Quoted passage

I haven’t wrapped my head about the Jupyter architecture, but it seems feasible to have a pure JavaScript kernel. Has there been any initiative or planning to do this? If not, how come?
I’ve found widgetti/ipyreact, but this doesn’t succeed in removing Python from the workflow.
I can imagine a few use cases for this. It might be useful for learning or teaching JavaScript/TypeScript, or it could be used to add the rich library of web components to notebooks. This could also remove the need to Python wrappers around JavaScript code. For example I’m currently using ipyleaflet in my notebook in order to get an interactive map, but using Leaflet directly, without Python, would be simpler and better remain in sync with upstream Leaflet.
Technically I guess the kernel backend could be a separate node process, or it could be the browser’s own JavaScript engine in a similar way to Pyodide running in the browser.
As I understand, React is already used in the frontend of ipykernel, does this make everything easier?
That’s part of the fun part, is folk agreeing on what exactly that is. The definition I like, which coincides with this use case, is “the JS supported by browsers,” with all its warts, specifically, “the one currently supported by Firefox LTS,”

Task
Continue the discussion of a pure JavaScript kernel for Jupyter, starting after its final sentence.

Given entries
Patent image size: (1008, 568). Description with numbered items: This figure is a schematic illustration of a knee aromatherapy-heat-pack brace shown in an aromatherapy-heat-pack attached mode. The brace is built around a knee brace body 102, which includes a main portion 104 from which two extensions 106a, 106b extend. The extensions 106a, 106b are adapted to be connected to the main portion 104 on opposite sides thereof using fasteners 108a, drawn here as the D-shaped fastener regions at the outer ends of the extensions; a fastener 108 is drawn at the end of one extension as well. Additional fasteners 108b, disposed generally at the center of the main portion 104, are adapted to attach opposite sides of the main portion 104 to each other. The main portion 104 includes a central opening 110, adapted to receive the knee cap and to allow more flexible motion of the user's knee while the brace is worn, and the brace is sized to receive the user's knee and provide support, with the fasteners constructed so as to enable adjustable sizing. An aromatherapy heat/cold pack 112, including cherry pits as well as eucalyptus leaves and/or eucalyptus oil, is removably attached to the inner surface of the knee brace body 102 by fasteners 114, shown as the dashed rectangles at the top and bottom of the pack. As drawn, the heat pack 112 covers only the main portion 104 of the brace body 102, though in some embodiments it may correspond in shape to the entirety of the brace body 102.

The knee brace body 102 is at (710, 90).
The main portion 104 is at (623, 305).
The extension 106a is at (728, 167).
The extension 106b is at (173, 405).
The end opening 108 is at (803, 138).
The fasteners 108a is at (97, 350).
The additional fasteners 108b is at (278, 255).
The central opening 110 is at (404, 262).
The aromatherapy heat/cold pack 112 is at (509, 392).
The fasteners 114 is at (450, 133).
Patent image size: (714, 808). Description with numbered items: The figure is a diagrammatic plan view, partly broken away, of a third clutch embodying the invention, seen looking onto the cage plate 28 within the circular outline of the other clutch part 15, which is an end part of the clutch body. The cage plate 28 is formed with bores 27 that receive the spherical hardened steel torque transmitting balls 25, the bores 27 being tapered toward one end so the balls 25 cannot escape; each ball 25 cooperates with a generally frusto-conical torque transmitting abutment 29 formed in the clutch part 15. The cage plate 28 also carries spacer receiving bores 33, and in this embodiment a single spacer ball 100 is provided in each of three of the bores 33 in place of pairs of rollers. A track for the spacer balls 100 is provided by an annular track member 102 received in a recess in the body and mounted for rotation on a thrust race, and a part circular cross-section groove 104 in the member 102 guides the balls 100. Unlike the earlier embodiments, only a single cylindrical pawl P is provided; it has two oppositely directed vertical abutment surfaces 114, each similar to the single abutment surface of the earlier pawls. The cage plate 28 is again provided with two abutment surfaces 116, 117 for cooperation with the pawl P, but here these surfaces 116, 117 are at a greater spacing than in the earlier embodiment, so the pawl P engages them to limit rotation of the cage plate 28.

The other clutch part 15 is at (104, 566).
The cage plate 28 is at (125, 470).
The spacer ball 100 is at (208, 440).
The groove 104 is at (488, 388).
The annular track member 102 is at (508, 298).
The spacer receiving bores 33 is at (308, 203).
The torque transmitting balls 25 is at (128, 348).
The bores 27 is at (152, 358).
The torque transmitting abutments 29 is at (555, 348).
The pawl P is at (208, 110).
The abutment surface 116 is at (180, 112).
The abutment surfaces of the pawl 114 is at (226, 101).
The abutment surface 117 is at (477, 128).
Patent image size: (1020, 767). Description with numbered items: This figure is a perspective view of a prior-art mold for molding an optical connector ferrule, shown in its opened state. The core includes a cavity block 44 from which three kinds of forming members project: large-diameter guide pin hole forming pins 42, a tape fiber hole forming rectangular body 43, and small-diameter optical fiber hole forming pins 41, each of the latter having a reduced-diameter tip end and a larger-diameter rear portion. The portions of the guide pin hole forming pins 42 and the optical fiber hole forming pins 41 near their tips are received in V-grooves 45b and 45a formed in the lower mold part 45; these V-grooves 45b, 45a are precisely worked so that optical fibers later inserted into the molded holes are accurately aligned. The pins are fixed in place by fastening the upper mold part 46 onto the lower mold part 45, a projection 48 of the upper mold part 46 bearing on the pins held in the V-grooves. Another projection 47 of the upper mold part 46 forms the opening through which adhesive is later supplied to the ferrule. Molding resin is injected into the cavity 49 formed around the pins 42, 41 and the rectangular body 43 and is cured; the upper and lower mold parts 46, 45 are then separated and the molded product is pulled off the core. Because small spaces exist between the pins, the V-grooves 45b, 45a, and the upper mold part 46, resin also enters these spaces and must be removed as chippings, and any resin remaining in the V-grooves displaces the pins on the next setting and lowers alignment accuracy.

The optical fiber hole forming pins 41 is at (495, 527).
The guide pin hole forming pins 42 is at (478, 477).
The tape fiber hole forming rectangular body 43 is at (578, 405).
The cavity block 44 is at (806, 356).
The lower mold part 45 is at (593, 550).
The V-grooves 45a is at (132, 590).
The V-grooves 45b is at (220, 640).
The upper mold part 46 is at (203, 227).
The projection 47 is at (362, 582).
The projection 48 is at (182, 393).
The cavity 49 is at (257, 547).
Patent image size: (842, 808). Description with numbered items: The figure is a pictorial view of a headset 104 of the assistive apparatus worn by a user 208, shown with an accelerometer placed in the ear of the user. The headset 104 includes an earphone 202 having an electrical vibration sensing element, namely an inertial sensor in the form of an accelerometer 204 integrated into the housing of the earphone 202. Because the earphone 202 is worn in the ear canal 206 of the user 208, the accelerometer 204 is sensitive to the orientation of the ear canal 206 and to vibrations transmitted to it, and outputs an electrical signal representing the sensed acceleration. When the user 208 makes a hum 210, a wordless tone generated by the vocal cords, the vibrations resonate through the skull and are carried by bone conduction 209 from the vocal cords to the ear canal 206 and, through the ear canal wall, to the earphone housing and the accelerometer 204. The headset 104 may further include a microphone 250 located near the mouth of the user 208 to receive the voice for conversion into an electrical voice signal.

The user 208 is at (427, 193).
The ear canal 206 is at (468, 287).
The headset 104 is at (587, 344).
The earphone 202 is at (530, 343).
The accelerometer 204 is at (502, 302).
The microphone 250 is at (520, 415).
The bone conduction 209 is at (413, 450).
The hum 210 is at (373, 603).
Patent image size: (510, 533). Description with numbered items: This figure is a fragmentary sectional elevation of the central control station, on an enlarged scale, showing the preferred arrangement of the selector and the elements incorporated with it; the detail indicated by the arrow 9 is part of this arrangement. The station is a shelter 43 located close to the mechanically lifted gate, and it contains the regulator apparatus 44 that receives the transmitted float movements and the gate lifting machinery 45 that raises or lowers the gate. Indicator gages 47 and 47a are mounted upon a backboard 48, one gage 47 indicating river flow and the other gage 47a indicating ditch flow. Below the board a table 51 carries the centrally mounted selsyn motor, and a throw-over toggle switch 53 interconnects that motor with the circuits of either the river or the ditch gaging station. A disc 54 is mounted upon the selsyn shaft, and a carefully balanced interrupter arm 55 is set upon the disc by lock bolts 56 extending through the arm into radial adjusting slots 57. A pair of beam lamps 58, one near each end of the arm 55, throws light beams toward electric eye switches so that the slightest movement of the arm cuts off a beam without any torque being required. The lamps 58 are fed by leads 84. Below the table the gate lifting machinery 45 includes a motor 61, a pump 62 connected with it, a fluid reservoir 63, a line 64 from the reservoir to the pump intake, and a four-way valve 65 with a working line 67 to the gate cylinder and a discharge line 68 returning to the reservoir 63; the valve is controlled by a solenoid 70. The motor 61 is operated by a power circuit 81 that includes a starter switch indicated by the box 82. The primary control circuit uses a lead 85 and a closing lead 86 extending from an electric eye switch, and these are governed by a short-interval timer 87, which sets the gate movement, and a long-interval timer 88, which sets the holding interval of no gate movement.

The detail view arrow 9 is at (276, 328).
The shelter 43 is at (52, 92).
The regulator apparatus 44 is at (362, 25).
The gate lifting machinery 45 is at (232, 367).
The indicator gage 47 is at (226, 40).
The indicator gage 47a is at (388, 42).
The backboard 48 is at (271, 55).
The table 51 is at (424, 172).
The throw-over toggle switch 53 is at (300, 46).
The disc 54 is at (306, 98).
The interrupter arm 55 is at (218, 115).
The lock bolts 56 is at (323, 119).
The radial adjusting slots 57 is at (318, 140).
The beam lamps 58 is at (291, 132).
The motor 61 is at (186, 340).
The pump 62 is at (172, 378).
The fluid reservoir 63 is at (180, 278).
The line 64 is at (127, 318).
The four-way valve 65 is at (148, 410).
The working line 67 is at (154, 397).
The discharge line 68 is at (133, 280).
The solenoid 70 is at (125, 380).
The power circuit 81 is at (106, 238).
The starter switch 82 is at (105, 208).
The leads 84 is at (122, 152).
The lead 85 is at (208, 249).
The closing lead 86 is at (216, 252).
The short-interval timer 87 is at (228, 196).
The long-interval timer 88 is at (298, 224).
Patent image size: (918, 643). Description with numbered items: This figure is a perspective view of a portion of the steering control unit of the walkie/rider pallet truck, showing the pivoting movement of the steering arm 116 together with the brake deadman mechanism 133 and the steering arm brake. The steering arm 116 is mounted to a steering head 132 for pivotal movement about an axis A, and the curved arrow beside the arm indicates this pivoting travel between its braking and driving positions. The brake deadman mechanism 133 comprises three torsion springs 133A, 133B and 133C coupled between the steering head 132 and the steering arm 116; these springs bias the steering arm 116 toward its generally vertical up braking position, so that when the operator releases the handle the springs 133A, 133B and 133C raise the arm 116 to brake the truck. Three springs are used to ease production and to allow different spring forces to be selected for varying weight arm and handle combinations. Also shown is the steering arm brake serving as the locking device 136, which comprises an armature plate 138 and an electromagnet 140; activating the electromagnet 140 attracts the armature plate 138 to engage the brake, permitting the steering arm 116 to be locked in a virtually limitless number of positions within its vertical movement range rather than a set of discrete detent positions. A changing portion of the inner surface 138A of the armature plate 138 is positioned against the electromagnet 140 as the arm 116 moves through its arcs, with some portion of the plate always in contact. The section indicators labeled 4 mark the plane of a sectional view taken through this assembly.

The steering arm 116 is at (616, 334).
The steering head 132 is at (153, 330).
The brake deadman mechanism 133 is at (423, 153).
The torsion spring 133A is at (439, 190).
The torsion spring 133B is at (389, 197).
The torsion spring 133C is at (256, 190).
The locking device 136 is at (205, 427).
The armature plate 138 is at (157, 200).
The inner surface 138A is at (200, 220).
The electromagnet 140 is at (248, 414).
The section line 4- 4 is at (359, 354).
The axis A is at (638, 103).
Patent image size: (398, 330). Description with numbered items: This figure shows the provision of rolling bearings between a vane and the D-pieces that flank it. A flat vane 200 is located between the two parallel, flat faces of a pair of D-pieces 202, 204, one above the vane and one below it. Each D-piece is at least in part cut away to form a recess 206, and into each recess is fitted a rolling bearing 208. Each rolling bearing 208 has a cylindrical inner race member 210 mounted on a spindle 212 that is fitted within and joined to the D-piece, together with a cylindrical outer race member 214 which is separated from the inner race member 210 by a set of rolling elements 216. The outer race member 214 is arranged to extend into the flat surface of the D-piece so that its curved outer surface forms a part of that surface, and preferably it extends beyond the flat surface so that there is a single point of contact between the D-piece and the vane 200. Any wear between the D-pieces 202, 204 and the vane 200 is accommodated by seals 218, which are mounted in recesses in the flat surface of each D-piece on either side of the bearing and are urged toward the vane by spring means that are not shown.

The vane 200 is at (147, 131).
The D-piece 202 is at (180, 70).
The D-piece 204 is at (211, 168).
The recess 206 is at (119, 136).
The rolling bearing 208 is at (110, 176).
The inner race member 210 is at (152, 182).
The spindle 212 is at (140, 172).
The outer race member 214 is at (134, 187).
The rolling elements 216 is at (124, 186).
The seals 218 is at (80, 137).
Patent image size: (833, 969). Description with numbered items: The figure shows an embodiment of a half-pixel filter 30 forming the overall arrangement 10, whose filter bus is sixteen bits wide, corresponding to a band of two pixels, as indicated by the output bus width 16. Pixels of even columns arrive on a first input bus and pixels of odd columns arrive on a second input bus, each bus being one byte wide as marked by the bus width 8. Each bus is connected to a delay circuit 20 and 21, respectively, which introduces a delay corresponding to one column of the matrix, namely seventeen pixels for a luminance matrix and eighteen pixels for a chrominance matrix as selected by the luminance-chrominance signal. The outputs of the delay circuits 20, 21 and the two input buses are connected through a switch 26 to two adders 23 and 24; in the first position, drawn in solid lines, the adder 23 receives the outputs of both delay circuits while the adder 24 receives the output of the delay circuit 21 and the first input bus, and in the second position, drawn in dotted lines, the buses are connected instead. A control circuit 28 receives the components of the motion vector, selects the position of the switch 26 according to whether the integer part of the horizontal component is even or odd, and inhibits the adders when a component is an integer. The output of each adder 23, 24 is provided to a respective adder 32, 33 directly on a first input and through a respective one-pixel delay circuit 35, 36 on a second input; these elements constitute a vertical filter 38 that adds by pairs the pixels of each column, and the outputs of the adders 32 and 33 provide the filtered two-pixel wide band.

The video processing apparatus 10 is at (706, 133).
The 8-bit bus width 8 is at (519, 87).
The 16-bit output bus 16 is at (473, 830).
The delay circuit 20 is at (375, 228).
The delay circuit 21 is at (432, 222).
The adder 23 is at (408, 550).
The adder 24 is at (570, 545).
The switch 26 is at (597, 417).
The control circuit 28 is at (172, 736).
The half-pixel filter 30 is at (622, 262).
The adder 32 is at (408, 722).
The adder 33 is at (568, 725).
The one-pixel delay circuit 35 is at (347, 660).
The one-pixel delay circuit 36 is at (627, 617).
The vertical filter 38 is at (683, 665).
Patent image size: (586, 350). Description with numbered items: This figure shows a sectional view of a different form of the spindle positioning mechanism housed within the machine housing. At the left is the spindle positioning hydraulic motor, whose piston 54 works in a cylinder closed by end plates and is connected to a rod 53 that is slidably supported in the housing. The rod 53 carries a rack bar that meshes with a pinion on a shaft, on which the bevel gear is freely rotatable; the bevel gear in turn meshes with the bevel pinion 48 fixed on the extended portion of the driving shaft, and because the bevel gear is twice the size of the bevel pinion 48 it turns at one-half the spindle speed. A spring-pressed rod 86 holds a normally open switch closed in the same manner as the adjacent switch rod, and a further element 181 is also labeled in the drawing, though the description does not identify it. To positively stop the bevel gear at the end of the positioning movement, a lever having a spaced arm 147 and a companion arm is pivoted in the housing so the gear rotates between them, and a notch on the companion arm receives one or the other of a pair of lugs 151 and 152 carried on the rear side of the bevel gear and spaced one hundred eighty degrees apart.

Solved problem
Anything node/deno/bun/quickjs wouldn’t be any closer to import "leaflet" and actually being able to do proper slippy maps in the DOM… unless it re-invented everything that widgets do by separating compute and display.
the browser’s own JavaScript engine
Presently, the two JupyterLite javascriptkernels run in WebWorkers. While still possible, this reduces the chance of fully bricking your editor experience because of a runaway while loop, but means they don’t have access to the same DOM as a leaflet instance. Some work is underway to offer an iframe-based kernel which would be; not sure about the xeus one.
React is already used in the frontend
react is indeed involved (and difficult to avoid) in the @jupyterlab/ui-components-based clients such as JupyterLite, Notebook 7+ and JupyterLab itself, but the relationship has never been all that smooth… but the “react is life” thing was tried on the nteract stack, and never really caught on.
Thanks, so there are some existing kernels, but they’re not able to actually render elements because they can’t access the DOM. I guess I’m happy to take the risk of the code breaking my browser because I’m the author, and because the exported notebook that I share with my end user is frozen and won’t be running the code on their machine. For now I’ll probably wait to see what happens with jupyterlite/javascript-kernel, because iframe rendering sounds promising.